**Exercise brief:**
Rewrite every row below as a numbered list, one number per row, and leave out any blank lines.

══════

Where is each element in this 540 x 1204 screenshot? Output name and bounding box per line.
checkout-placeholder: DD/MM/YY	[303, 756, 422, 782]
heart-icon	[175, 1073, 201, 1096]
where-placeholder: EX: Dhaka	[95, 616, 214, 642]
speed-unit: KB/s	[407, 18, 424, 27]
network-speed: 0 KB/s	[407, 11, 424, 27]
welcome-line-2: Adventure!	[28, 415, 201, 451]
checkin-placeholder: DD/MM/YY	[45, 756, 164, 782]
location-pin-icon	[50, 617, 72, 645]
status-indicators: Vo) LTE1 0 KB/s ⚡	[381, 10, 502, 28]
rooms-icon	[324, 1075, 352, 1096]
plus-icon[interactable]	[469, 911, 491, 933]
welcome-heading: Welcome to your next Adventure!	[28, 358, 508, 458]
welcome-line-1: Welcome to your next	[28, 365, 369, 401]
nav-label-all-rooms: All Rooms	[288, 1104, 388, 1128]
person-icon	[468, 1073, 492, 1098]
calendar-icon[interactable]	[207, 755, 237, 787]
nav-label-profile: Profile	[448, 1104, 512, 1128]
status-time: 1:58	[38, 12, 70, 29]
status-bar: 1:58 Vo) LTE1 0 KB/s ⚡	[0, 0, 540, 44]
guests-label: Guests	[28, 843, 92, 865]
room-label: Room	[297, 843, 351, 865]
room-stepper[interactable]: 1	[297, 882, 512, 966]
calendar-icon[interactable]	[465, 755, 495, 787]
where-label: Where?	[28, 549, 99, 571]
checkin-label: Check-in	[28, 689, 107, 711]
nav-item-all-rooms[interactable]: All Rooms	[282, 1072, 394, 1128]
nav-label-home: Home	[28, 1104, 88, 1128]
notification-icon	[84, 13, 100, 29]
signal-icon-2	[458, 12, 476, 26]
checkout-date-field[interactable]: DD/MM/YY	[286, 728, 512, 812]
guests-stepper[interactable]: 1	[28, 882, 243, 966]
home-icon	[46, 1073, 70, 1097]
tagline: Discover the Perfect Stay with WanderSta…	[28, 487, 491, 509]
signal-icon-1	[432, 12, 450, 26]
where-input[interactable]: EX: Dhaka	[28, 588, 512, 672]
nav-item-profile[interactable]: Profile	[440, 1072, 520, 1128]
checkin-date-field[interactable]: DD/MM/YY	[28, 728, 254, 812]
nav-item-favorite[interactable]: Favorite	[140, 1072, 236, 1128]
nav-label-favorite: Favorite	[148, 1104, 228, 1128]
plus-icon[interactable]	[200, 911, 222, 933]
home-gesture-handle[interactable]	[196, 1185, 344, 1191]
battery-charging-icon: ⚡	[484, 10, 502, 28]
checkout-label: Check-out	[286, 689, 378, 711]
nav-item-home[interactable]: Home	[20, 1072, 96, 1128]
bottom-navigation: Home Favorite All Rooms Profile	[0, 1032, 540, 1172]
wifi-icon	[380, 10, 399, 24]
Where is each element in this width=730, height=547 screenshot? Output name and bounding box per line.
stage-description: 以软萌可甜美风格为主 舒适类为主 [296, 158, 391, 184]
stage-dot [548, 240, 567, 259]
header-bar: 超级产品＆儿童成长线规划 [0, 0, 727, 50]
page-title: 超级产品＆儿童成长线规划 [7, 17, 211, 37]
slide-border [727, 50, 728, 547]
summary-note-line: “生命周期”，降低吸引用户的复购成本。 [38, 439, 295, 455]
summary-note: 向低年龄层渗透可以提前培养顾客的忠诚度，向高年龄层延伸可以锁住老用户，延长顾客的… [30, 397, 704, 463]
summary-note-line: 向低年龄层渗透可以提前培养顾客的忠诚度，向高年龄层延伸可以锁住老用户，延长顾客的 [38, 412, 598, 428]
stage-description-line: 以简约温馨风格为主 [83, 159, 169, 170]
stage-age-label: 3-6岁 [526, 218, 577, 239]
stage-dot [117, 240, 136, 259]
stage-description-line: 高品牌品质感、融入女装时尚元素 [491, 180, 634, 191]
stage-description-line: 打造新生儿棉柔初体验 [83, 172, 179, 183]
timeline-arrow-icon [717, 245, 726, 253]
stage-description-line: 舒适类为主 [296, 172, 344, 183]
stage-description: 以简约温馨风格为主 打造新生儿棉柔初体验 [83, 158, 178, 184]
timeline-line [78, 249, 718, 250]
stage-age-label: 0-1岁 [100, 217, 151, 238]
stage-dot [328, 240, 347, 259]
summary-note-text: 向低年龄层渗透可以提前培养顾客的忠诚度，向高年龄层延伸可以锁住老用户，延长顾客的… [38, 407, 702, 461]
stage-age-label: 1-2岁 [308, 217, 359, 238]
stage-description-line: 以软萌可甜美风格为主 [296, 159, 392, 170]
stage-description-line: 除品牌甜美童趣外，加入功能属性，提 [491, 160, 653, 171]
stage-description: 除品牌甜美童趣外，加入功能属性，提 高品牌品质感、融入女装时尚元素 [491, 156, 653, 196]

══════

**The completed task:**
1. Where is each element in this 540 x 1204 screenshot? Output name and bounding box per line.
2. checkout-placeholder: DD/MM/YY	[303, 756, 422, 782]
3. heart-icon	[175, 1073, 201, 1096]
4. where-placeholder: EX: Dhaka	[95, 616, 214, 642]
5. speed-unit: KB/s	[407, 18, 424, 27]
6. network-speed: 0 KB/s	[407, 11, 424, 27]
7. welcome-line-2: Adventure!	[28, 415, 201, 451]
8. checkin-placeholder: DD/MM/YY	[45, 756, 164, 782]
9. location-pin-icon	[50, 617, 72, 645]
10. status-indicators: Vo) LTE1 0 KB/s ⚡	[381, 10, 502, 28]
11. rooms-icon	[324, 1075, 352, 1096]
12. plus-icon[interactable]	[469, 911, 491, 933]
13. welcome-heading: Welcome to your next Adventure!	[28, 358, 508, 458]
14. welcome-line-1: Welcome to your next	[28, 365, 369, 401]
15. nav-label-all-rooms: All Rooms	[288, 1104, 388, 1128]
16. person-icon	[468, 1073, 492, 1098]
17. calendar-icon[interactable]	[207, 755, 237, 787]
18. nav-label-profile: Profile	[448, 1104, 512, 1128]
19. status-time: 1:58	[38, 12, 70, 29]
20. status-bar: 1:58 Vo) LTE1 0 KB/s ⚡	[0, 0, 540, 44]
21. guests-label: Guests	[28, 843, 92, 865]
22. room-label: Room	[297, 843, 351, 865]
23. room-stepper[interactable]: 1	[297, 882, 512, 966]
24. calendar-icon[interactable]	[465, 755, 495, 787]
25. where-label: Where?	[28, 549, 99, 571]
26. checkin-label: Check-in	[28, 689, 107, 711]
27. nav-item-all-rooms[interactable]: All Rooms	[282, 1072, 394, 1128]
28. nav-label-home: Home	[28, 1104, 88, 1128]
29. notification-icon	[84, 13, 100, 29]
30. signal-icon-2	[458, 12, 476, 26]
31. checkout-date-field[interactable]: DD/MM/YY	[286, 728, 512, 812]
32. guests-stepper[interactable]: 1	[28, 882, 243, 966]
33. home-icon	[46, 1073, 70, 1097]
34. tagline: Discover the Perfect Stay with WanderSta…	[28, 487, 491, 509]
35. signal-icon-1	[432, 12, 450, 26]
36. where-input[interactable]: EX: Dhaka	[28, 588, 512, 672]
37. nav-item-profile[interactable]: Profile	[440, 1072, 520, 1128]
38. checkin-date-field[interactable]: DD/MM/YY	[28, 728, 254, 812]
39. nav-item-favorite[interactable]: Favorite	[140, 1072, 236, 1128]
40. nav-label-favorite: Favorite	[148, 1104, 228, 1128]
41. plus-icon[interactable]	[200, 911, 222, 933]
42. home-gesture-handle[interactable]	[196, 1185, 344, 1191]
43. battery-charging-icon: ⚡	[484, 10, 502, 28]
44. checkout-label: Check-out	[286, 689, 378, 711]
45. nav-item-home[interactable]: Home	[20, 1072, 96, 1128]
46. bottom-navigation: Home Favorite All Rooms Profile	[0, 1032, 540, 1172]
47. wifi-icon	[380, 10, 399, 24]
48. Where is each element in this width=730, height=547 screenshot? Output name and bounding box per line.
49. stage-description: 以软萌可甜美风格为主 舒适类为主 [296, 158, 391, 184]
50. stage-dot [548, 240, 567, 259]
51. header-bar: 超级产品＆儿童成长线规划 [0, 0, 727, 50]
52. page-title: 超级产品＆儿童成长线规划 [7, 17, 211, 37]
53. slide-border [727, 50, 728, 547]
54. summary-note-line: “生命周期”，降低吸引用户的复购成本。 [38, 439, 295, 455]
55. summary-note: 向低年龄层渗透可以提前培养顾客的忠诚度，向高年龄层延伸可以锁住老用户，延长顾客的… [30, 397, 704, 463]
56. summary-note-line: 向低年龄层渗透可以提前培养顾客的忠诚度，向高年龄层延伸可以锁住老用户，延长顾客的 [38, 412, 598, 428]
57. stage-description-line: 以简约温馨风格为主 [83, 159, 169, 170]
58. stage-age-label: 3-6岁 [526, 218, 577, 239]
59. stage-dot [117, 240, 136, 259]
60. stage-description-line: 高品牌品质感、融入女装时尚元素 [491, 180, 634, 191]
61. stage-description-line: 打造新生儿棉柔初体验 [83, 172, 179, 183]
62. timeline-arrow-icon [717, 245, 726, 253]
63. stage-description-line: 舒适类为主 [296, 172, 344, 183]
64. stage-description: 以简约温馨风格为主 打造新生儿棉柔初体验 [83, 158, 178, 184]
65. timeline-line [78, 249, 718, 250]
66. stage-age-label: 0-1岁 [100, 217, 151, 238]
67. stage-dot [328, 240, 347, 259]
68. summary-note-text: 向低年龄层渗透可以提前培养顾客的忠诚度，向高年龄层延伸可以锁住老用户，延长顾客的… [38, 407, 702, 461]
69. stage-age-label: 1-2岁 [308, 217, 359, 238]
70. stage-description-line: 以软萌可甜美风格为主 [296, 159, 392, 170]
71. stage-description-line: 除品牌甜美童趣外，加入功能属性，提 [491, 160, 653, 171]
72. stage-description: 除品牌甜美童趣外，加入功能属性，提 高品牌品质感、融入女装时尚元素 [491, 156, 653, 196]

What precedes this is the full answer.